***** ROWS
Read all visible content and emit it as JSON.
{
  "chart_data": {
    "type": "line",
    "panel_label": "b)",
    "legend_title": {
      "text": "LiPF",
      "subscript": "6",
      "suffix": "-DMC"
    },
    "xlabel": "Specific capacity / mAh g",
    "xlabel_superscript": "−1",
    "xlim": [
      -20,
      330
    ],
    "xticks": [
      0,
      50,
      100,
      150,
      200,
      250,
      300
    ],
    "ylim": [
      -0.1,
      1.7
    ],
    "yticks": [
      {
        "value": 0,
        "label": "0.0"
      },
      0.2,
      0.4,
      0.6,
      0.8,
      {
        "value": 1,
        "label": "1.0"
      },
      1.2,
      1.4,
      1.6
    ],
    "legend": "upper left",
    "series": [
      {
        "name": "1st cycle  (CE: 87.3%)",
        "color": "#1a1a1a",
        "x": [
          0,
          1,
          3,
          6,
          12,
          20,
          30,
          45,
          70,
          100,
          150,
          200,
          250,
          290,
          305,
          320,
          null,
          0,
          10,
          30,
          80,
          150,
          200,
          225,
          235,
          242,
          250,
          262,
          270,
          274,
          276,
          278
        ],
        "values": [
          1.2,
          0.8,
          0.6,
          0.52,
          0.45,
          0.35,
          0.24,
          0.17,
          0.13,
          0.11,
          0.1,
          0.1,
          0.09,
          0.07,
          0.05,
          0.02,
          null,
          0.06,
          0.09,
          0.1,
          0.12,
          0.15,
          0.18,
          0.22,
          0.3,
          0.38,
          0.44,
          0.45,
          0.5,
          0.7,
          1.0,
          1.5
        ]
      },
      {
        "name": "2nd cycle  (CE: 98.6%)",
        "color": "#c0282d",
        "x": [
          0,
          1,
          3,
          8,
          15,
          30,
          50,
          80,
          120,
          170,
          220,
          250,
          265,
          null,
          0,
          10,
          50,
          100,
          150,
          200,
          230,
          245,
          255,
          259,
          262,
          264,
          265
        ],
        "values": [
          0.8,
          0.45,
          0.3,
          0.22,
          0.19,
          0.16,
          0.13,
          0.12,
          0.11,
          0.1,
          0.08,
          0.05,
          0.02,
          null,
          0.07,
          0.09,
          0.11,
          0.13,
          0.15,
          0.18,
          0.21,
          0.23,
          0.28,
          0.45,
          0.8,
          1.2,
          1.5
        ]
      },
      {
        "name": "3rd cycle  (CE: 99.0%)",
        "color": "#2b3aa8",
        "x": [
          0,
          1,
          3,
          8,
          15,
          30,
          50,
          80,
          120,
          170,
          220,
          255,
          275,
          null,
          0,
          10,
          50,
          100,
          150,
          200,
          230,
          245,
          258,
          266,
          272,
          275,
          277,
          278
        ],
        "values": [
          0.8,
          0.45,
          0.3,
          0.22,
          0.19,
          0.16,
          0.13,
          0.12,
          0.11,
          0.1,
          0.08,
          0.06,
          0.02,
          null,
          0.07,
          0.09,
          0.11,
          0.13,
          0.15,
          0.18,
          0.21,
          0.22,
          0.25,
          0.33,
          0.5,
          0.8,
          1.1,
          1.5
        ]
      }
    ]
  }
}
**********
***** ROWS
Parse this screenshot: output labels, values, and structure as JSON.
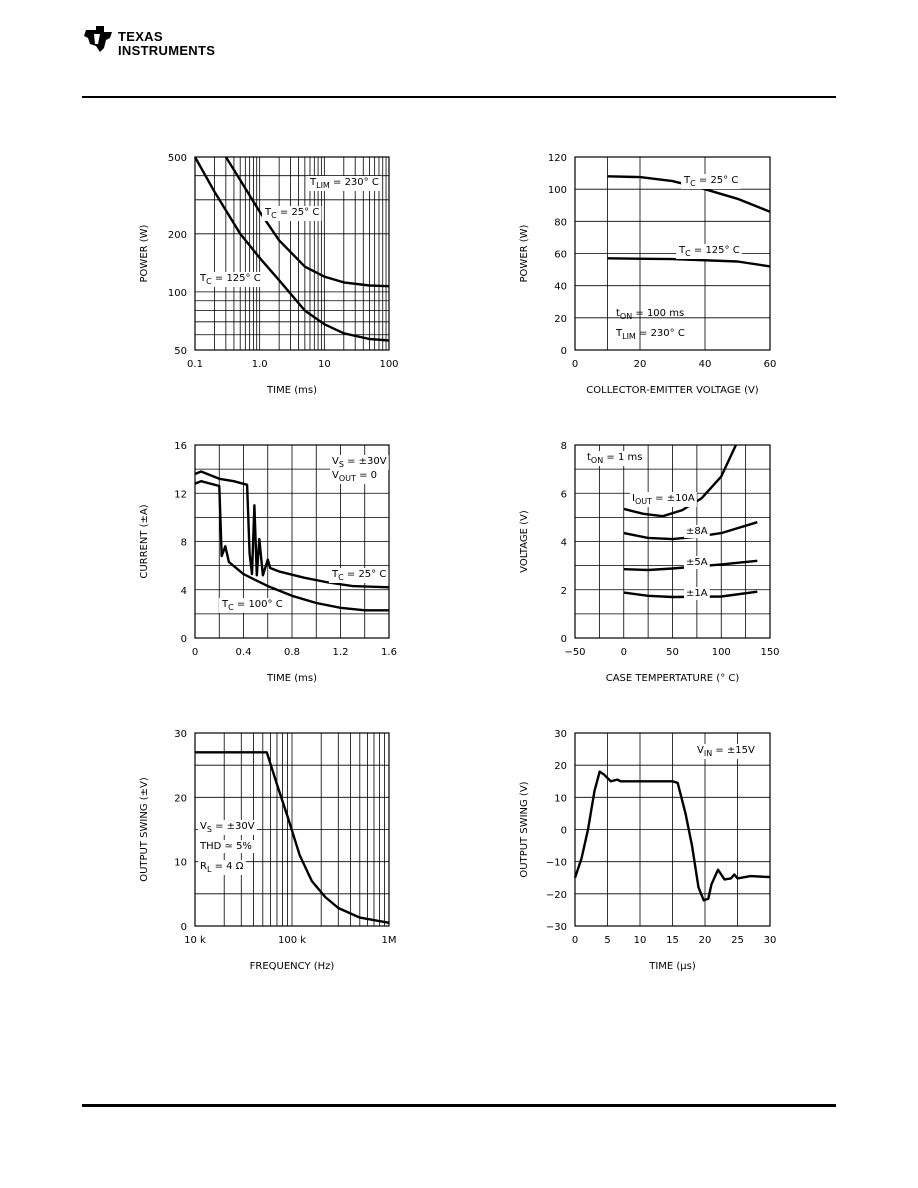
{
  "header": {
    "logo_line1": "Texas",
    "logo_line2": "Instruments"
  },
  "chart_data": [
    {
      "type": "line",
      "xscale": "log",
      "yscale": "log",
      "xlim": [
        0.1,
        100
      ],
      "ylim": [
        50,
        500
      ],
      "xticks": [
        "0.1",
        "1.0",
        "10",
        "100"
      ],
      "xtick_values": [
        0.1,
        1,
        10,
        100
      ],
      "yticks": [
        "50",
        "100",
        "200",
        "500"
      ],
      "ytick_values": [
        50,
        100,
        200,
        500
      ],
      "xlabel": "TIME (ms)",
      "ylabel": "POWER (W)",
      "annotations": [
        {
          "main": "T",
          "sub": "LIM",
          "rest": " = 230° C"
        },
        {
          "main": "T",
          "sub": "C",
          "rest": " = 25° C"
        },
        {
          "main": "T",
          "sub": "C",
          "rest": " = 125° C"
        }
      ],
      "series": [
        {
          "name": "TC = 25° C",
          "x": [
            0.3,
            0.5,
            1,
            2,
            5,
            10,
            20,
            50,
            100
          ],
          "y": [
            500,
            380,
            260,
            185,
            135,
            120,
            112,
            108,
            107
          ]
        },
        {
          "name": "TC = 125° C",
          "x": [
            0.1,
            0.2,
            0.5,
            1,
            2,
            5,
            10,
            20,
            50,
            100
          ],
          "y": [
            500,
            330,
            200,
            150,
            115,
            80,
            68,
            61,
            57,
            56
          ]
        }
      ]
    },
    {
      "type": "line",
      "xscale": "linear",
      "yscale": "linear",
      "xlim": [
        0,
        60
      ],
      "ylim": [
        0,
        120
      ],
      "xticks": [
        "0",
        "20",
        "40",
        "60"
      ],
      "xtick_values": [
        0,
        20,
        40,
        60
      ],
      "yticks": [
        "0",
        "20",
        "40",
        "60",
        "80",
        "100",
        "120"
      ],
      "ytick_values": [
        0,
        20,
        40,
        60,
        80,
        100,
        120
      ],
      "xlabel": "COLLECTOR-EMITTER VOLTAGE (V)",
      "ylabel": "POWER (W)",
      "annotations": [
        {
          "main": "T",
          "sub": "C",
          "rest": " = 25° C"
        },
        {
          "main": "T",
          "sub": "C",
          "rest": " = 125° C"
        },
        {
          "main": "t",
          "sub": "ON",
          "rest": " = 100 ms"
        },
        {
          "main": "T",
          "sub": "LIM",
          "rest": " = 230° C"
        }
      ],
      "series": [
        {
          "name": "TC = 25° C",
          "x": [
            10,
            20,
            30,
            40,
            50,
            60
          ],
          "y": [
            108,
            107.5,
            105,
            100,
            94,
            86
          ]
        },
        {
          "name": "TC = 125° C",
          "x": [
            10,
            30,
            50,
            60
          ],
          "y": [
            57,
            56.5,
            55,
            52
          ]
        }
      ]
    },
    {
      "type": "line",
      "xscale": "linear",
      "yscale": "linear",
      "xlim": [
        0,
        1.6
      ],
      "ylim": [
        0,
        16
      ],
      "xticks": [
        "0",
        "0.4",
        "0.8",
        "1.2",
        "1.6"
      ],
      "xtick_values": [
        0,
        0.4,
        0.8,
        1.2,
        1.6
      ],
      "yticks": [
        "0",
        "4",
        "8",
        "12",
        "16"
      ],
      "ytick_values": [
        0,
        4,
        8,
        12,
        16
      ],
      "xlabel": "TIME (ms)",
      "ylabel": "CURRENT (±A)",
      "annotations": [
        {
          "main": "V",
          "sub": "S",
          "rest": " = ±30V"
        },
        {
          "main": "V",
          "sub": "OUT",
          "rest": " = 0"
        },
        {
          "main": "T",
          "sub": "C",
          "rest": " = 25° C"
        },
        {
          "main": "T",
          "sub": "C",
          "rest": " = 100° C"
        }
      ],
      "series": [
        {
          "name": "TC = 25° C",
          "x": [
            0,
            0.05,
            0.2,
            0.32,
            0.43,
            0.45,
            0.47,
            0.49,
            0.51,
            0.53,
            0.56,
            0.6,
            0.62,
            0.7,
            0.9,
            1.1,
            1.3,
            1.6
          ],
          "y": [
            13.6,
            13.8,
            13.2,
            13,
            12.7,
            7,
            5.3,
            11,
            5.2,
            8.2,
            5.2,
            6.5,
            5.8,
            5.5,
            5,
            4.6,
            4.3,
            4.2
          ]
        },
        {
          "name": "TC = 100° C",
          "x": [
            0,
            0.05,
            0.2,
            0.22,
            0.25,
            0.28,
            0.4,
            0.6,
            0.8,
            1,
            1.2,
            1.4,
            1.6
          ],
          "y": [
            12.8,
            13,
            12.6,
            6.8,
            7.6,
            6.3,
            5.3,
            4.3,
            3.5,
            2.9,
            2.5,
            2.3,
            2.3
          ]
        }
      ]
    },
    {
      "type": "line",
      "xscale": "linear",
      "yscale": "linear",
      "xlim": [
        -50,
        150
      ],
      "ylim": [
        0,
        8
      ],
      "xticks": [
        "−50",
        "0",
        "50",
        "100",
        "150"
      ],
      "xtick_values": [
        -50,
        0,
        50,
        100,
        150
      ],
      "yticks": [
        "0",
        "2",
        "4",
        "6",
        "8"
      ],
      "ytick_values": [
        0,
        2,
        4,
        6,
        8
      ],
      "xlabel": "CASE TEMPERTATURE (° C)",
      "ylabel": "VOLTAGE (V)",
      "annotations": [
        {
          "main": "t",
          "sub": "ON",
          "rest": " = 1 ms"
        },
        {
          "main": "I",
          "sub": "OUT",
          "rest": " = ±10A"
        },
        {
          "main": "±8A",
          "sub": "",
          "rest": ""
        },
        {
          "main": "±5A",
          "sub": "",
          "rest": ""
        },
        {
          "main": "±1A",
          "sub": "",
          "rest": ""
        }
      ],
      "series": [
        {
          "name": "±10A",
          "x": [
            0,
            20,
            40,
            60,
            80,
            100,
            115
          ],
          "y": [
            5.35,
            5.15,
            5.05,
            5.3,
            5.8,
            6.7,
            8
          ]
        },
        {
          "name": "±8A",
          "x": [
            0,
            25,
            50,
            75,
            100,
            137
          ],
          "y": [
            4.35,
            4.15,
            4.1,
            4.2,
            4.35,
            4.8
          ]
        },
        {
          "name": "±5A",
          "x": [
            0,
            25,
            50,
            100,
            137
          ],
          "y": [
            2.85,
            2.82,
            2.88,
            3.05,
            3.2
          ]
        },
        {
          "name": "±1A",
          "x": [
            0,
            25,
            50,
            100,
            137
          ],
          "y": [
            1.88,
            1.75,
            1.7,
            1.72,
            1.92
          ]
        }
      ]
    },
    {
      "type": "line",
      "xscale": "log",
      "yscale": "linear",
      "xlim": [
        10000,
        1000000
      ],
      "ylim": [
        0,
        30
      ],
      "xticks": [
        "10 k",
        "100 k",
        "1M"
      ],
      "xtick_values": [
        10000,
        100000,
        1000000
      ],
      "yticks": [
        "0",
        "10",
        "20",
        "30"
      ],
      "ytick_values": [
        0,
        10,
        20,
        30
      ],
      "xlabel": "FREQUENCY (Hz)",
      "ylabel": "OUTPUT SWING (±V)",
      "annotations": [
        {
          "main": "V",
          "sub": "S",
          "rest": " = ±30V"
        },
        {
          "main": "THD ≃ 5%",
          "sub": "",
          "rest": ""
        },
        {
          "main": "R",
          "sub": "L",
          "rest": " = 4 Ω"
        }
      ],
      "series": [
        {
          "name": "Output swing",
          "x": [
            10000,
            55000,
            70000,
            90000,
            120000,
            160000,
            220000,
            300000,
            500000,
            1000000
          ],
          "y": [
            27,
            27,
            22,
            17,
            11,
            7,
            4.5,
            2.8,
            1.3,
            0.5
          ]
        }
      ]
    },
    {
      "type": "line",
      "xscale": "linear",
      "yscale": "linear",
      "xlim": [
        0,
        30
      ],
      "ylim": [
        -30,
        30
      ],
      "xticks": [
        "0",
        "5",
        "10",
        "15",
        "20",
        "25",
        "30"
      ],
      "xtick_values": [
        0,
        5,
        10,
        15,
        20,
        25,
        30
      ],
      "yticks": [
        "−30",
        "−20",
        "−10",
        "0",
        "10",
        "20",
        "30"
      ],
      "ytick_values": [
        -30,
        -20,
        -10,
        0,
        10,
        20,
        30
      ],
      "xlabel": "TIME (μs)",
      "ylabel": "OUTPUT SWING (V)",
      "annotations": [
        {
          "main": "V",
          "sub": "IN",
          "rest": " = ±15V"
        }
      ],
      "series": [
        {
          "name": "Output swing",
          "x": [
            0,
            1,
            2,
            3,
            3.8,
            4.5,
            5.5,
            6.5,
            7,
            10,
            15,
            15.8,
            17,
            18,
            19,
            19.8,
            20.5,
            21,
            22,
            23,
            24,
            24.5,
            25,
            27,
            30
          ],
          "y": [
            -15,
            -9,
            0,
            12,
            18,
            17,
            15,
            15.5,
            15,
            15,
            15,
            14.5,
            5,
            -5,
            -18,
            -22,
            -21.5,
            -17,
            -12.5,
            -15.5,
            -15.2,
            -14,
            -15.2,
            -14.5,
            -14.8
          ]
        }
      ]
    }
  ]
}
**********
> **SHORT EXERCISE**: Locate all lines in the listing above with the word "cycle" and copy them.

> **RESULT FOR THIS TASK**:
        "name": "1st cycle  (CE: 87.3%)",
        "name": "2nd cycle  (CE: 98.6%)",
        "name": "3rd cycle  (CE: 99.0%)",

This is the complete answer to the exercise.